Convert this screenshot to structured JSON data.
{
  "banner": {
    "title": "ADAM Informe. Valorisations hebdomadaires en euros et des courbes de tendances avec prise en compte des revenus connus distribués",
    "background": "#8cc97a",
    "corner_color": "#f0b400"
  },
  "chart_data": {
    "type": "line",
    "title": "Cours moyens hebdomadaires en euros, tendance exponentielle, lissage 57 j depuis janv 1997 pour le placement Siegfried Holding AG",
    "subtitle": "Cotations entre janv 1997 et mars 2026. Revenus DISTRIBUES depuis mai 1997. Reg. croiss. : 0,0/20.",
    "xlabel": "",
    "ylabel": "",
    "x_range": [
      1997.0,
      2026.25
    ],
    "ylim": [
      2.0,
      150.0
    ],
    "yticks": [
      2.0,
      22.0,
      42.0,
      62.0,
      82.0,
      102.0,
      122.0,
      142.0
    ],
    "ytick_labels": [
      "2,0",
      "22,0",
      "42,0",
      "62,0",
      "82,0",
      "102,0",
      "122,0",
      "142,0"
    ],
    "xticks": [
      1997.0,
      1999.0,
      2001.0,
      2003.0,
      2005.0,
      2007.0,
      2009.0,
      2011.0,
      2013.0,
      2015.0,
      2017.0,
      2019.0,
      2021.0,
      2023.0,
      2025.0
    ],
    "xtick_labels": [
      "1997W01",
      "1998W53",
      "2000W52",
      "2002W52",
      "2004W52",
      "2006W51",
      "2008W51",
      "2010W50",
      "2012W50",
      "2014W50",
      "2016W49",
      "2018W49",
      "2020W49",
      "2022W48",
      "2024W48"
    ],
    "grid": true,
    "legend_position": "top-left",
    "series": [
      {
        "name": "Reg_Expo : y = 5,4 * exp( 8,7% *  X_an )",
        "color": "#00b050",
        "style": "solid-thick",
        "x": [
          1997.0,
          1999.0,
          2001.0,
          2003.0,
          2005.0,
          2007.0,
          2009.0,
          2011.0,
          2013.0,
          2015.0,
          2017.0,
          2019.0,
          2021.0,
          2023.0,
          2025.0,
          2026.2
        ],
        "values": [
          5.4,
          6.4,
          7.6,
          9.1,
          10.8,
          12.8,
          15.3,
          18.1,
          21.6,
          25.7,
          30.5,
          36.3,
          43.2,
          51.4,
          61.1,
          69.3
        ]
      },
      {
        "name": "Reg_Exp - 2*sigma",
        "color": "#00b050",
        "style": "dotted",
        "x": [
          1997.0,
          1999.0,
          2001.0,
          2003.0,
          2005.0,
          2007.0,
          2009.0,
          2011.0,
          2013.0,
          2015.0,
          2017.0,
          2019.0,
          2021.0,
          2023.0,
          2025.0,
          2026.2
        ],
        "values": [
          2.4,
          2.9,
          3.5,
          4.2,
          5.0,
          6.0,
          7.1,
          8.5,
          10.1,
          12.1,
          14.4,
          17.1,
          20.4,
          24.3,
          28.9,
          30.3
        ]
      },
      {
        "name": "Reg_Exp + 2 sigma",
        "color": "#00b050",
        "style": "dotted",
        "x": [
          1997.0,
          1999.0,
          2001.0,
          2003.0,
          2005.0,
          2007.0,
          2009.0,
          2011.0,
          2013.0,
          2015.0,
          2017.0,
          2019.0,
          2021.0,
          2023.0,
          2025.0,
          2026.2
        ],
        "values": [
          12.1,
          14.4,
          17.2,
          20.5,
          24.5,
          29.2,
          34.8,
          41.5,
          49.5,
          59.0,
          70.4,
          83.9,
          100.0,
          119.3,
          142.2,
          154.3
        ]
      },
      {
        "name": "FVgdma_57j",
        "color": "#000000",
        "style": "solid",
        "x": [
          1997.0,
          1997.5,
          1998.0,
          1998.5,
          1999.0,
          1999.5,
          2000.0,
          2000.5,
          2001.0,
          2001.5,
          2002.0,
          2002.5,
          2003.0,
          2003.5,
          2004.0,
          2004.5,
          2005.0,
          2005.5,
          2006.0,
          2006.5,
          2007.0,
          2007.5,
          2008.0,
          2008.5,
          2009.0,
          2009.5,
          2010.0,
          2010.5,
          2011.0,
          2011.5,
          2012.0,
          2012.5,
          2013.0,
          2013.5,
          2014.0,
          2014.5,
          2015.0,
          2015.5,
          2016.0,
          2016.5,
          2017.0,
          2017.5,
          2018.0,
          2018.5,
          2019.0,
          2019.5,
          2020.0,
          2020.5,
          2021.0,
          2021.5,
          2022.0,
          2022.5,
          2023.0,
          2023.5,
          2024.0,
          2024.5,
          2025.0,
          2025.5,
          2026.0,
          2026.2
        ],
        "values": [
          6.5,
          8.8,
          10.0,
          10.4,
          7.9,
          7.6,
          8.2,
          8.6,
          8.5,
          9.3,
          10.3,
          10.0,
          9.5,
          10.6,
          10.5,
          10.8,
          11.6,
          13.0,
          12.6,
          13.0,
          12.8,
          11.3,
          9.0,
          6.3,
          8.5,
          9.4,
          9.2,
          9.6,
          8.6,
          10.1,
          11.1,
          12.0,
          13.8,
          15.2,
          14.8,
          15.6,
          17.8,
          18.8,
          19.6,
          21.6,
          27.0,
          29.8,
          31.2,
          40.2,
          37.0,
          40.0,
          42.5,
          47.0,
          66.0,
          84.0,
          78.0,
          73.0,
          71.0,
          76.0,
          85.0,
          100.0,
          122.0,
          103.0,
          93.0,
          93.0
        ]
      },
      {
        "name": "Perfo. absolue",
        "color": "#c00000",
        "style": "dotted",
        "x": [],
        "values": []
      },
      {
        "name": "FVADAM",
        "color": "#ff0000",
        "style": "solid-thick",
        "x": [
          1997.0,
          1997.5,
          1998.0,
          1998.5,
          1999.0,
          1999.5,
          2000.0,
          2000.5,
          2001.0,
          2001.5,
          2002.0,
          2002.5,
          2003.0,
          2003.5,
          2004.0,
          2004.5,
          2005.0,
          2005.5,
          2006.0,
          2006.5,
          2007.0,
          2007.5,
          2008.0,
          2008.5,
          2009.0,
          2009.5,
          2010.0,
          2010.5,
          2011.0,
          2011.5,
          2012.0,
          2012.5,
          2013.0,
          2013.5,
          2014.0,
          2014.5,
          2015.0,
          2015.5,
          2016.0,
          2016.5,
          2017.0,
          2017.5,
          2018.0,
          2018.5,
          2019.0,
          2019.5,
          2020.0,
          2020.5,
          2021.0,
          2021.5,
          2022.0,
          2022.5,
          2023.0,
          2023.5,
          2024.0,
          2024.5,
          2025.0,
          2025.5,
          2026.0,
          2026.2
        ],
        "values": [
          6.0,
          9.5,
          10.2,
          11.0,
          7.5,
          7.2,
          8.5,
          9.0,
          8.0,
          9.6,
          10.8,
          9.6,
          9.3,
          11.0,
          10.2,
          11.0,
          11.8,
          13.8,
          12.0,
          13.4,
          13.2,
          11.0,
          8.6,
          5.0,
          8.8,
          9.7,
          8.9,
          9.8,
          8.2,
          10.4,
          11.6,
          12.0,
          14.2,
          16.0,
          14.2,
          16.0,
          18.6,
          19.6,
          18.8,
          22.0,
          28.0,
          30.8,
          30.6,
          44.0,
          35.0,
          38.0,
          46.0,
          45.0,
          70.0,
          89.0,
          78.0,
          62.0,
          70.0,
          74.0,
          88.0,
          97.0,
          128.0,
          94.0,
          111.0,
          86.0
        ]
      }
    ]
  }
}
================================
Recopy the whole listing exactly.

## PROBLEM SOLUTION
Convert this screenshot to structured JSON data.
{
  "banner": {
    "title": "ADAM Informe. Valorisations hebdomadaires en euros et des courbes de tendances avec prise en compte des revenus connus distribués",
    "background": "#8cc97a",
    "corner_color": "#f0b400"
  },
  "chart_data": {
    "type": "line",
    "title": "Cours moyens hebdomadaires en euros, tendance exponentielle, lissage 57 j depuis janv 1997 pour le placement Siegfried Holding AG",
    "subtitle": "Cotations entre janv 1997 et mars 2026. Revenus DISTRIBUES depuis mai 1997. Reg. croiss. : 0,0/20.",
    "xlabel": "",
    "ylabel": "",
    "x_range": [
      1997.0,
      2026.25
    ],
    "ylim": [
      2.0,
      150.0
    ],
    "yticks": [
      2.0,
      22.0,
      42.0,
      62.0,
      82.0,
      102.0,
      122.0,
      142.0
    ],
    "ytick_labels": [
      "2,0",
      "22,0",
      "42,0",
      "62,0",
      "82,0",
      "102,0",
      "122,0",
      "142,0"
    ],
    "xticks": [
      1997.0,
      1999.0,
      2001.0,
      2003.0,
      2005.0,
      2007.0,
      2009.0,
      2011.0,
      2013.0,
      2015.0,
      2017.0,
      2019.0,
      2021.0,
      2023.0,
      2025.0
    ],
    "xtick_labels": [
      "1997W01",
      "1998W53",
      "2000W52",
      "2002W52",
      "2004W52",
      "2006W51",
      "2008W51",
      "2010W50",
      "2012W50",
      "2014W50",
      "2016W49",
      "2018W49",
      "2020W49",
      "2022W48",
      "2024W48"
    ],
    "grid": true,
    "legend_position": "top-left",
    "series": [
      {
        "name": "Reg_Expo : y = 5,4 * exp( 8,7% *  X_an )",
        "color": "#00b050",
        "style": "solid-thick",
        "x": [
          1997.0,
          1999.0,
          2001.0,
          2003.0,
          2005.0,
          2007.0,
          2009.0,
          2011.0,
          2013.0,
          2015.0,
          2017.0,
          2019.0,
          2021.0,
          2023.0,
          2025.0,
          2026.2
        ],
        "values": [
          5.4,
          6.4,
          7.6,
          9.1,
          10.8,
          12.8,
          15.3,
          18.1,
          21.6,
          25.7,
          30.5,
          36.3,
          43.2,
          51.4,
          61.1,
          69.3
        ]
      },
      {
        "name": "Reg_Exp - 2*sigma",
        "color": "#00b050",
        "style": "dotted",
        "x": [
          1997.0,
          1999.0,
          2001.0,
          2003.0,
          2005.0,
          2007.0,
          2009.0,
          2011.0,
          2013.0,
          2015.0,
          2017.0,
          2019.0,
          2021.0,
          2023.0,
          2025.0,
          2026.2
        ],
        "values": [
          2.4,
          2.9,
          3.5,
          4.2,
          5.0,
          6.0,
          7.1,
          8.5,
          10.1,
          12.1,
          14.4,
          17.1,
          20.4,
          24.3,
          28.9,
          30.3
        ]
      },
      {
        "name": "Reg_Exp + 2 sigma",
        "color": "#00b050",
        "style": "dotted",
        "x": [
          1997.0,
          1999.0,
          2001.0,
          2003.0,
          2005.0,
          2007.0,
          2009.0,
          2011.0,
          2013.0,
          2015.0,
          2017.0,
          2019.0,
          2021.0,
          2023.0,
          2025.0,
          2026.2
        ],
        "values": [
          12.1,
          14.4,
          17.2,
          20.5,
          24.5,
          29.2,
          34.8,
          41.5,
          49.5,
          59.0,
          70.4,
          83.9,
          100.0,
          119.3,
          142.2,
          154.3
        ]
      },
      {
        "name": "FVgdma_57j",
        "color": "#000000",
        "style": "solid",
        "x": [
          1997.0,
          1997.5,
          1998.0,
          1998.5,
          1999.0,
          1999.5,
          2000.0,
          2000.5,
          2001.0,
          2001.5,
          2002.0,
          2002.5,
          2003.0,
          2003.5,
          2004.0,
          2004.5,
          2005.0,
          2005.5,
          2006.0,
          2006.5,
          2007.0,
          2007.5,
          2008.0,
          2008.5,
          2009.0,
          2009.5,
          2010.0,
          2010.5,
          2011.0,
          2011.5,
          2012.0,
          2012.5,
          2013.0,
          2013.5,
          2014.0,
          2014.5,
          2015.0,
          2015.5,
          2016.0,
          2016.5,
          2017.0,
          2017.5,
          2018.0,
          2018.5,
          2019.0,
          2019.5,
          2020.0,
          2020.5,
          2021.0,
          2021.5,
          2022.0,
          2022.5,
          2023.0,
          2023.5,
          2024.0,
          2024.5,
          2025.0,
          2025.5,
          2026.0,
          2026.2
        ],
        "values": [
          6.5,
          8.8,
          10.0,
          10.4,
          7.9,
          7.6,
          8.2,
          8.6,
          8.5,
          9.3,
          10.3,
          10.0,
          9.5,
          10.6,
          10.5,
          10.8,
          11.6,
          13.0,
          12.6,
          13.0,
          12.8,
          11.3,
          9.0,
          6.3,
          8.5,
          9.4,
          9.2,
          9.6,
          8.6,
          10.1,
          11.1,
          12.0,
          13.8,
          15.2,
          14.8,
          15.6,
          17.8,
          18.8,
          19.6,
          21.6,
          27.0,
          29.8,
          31.2,
          40.2,
          37.0,
          40.0,
          42.5,
          47.0,
          66.0,
          84.0,
          78.0,
          73.0,
          71.0,
          76.0,
          85.0,
          100.0,
          122.0,
          103.0,
          93.0,
          93.0
        ]
      },
      {
        "name": "Perfo. absolue",
        "color": "#c00000",
        "style": "dotted",
        "x": [],
        "values": []
      },
      {
        "name": "FVADAM",
        "color": "#ff0000",
        "style": "solid-thick",
        "x": [
          1997.0,
          1997.5,
          1998.0,
          1998.5,
          1999.0,
          1999.5,
          2000.0,
          2000.5,
          2001.0,
          2001.5,
          2002.0,
          2002.5,
          2003.0,
          2003.5,
          2004.0,
          2004.5,
          2005.0,
          2005.5,
          2006.0,
          2006.5,
          2007.0,
          2007.5,
          2008.0,
          2008.5,
          2009.0,
          2009.5,
          2010.0,
          2010.5,
          2011.0,
          2011.5,
          2012.0,
          2012.5,
          2013.0,
          2013.5,
          2014.0,
          2014.5,
          2015.0,
          2015.5,
          2016.0,
          2016.5,
          2017.0,
          2017.5,
          2018.0,
          2018.5,
          2019.0,
          2019.5,
          2020.0,
          2020.5,
          2021.0,
          2021.5,
          2022.0,
          2022.5,
          2023.0,
          2023.5,
          2024.0,
          2024.5,
          2025.0,
          2025.5,
          2026.0,
          2026.2
        ],
        "values": [
          6.0,
          9.5,
          10.2,
          11.0,
          7.5,
          7.2,
          8.5,
          9.0,
          8.0,
          9.6,
          10.8,
          9.6,
          9.3,
          11.0,
          10.2,
          11.0,
          11.8,
          13.8,
          12.0,
          13.4,
          13.2,
          11.0,
          8.6,
          5.0,
          8.8,
          9.7,
          8.9,
          9.8,
          8.2,
          10.4,
          11.6,
          12.0,
          14.2,
          16.0,
          14.2,
          16.0,
          18.6,
          19.6,
          18.8,
          22.0,
          28.0,
          30.8,
          30.6,
          44.0,
          35.0,
          38.0,
          46.0,
          45.0,
          70.0,
          89.0,
          78.0,
          62.0,
          70.0,
          74.0,
          88.0,
          97.0,
          128.0,
          94.0,
          111.0,
          86.0
        ]
      }
    ]
  }
}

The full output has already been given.